begin

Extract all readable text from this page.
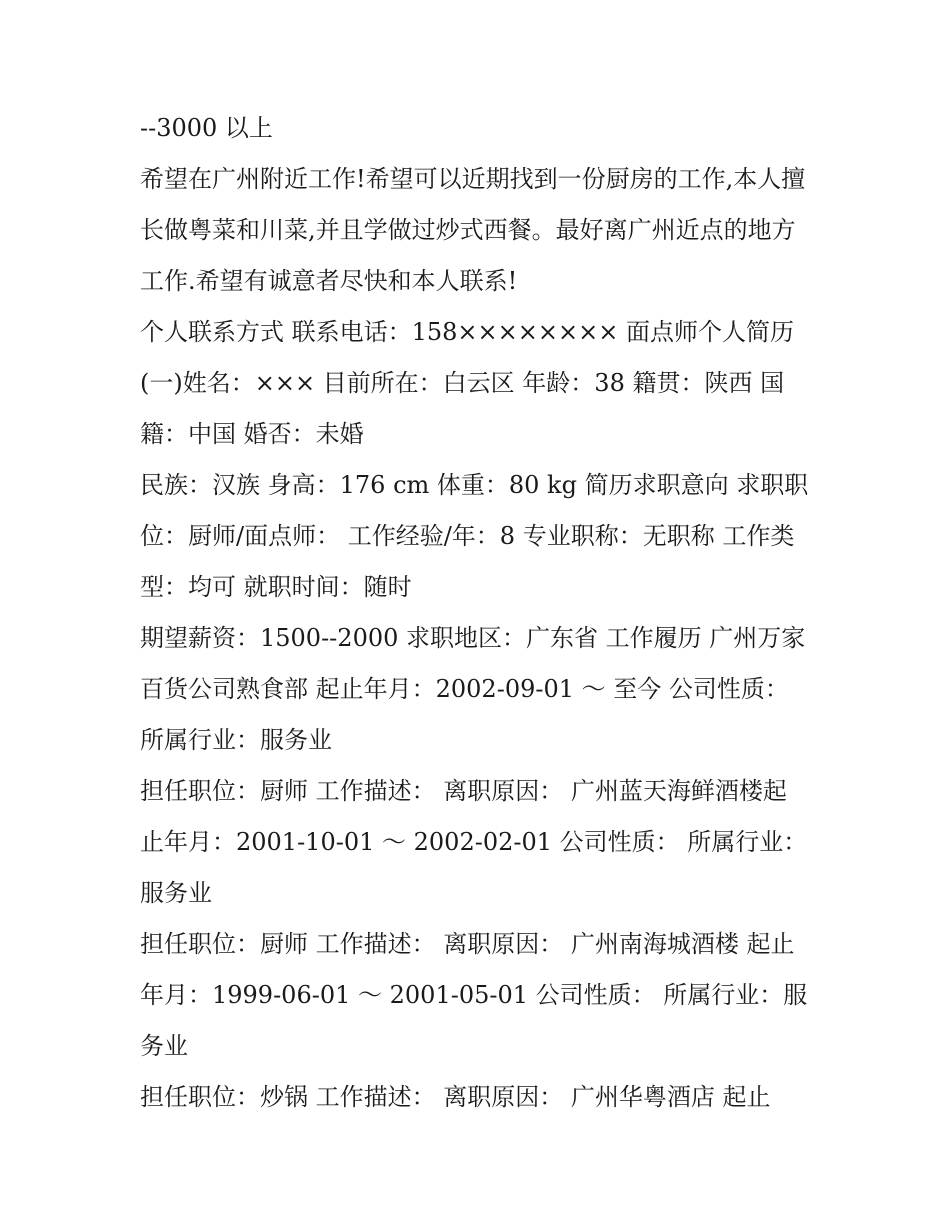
--3000 以上

希望在广州附近工作!希望可以近期找到一份厨房的工作,本人擅长做粤菜和川菜,并且学做过炒式西餐。最好离广州近点的地方工作.希望有诚意者尽快和本人联系!

个人联系方式 联系电话：158×××××××× 面点师个人简历(一)姓名：××× 目前所在：白云区 年龄：38 籍贯：陕西 国籍：中国 婚否：未婚

民族：汉族 身高：176 cm 体重：80 kg 简历求职意向 求职职位：厨师/面点师： 工作经验/年：8 专业职称：无职称 工作类型：均可 就职时间：随时

期望薪资：1500--2000 求职地区：广东省 工作履历 广州万家百货公司熟食部 起止年月：2002-09-01 ～ 至今 公司性质： 所属行业：服务业

担任职位：厨师 工作描述： 离职原因： 广州蓝天海鲜酒楼起止年月：2001-10-01 ～ 2002-02-01 公司性质： 所属行业：服务业

担任职位：厨师 工作描述： 离职原因： 广州南海城酒楼 起止年月：1999-06-01 ～ 2001-05-01 公司性质： 所属行业：服务业

担任职位：炒锅 工作描述： 离职原因： 广州华粤酒店 起止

end

WHAT YOU SHOULD DO >> Restate the whole of the material word for word without the pictures.

RESULT FOR THIS EXERCISE >>
Extract all readable text from this page.
--3000 以上

希望在广州附近工作!希望可以近期找到一份厨房的工作,本人擅长做粤菜和川菜,并且学做过炒式西餐。最好离广州近点的地方工作.希望有诚意者尽快和本人联系!

个人联系方式 联系电话：158×××××××× 面点师个人简历(一)姓名：××× 目前所在：白云区 年龄：38 籍贯：陕西 国籍：中国 婚否：未婚

民族：汉族 身高：176 cm 体重：80 kg 简历求职意向 求职职位：厨师/面点师： 工作经验/年：8 专业职称：无职称 工作类型：均可 就职时间：随时

期望薪资：1500--2000 求职地区：广东省 工作履历 广州万家百货公司熟食部 起止年月：2002-09-01 ～ 至今 公司性质： 所属行业：服务业

担任职位：厨师 工作描述： 离职原因： 广州蓝天海鲜酒楼起止年月：2001-10-01 ～ 2002-02-01 公司性质： 所属行业：服务业

担任职位：厨师 工作描述： 离职原因： 广州南海城酒楼 起止年月：1999-06-01 ～ 2001-05-01 公司性质： 所属行业：服务业

担任职位：炒锅 工作描述： 离职原因： 广州华粤酒店 起止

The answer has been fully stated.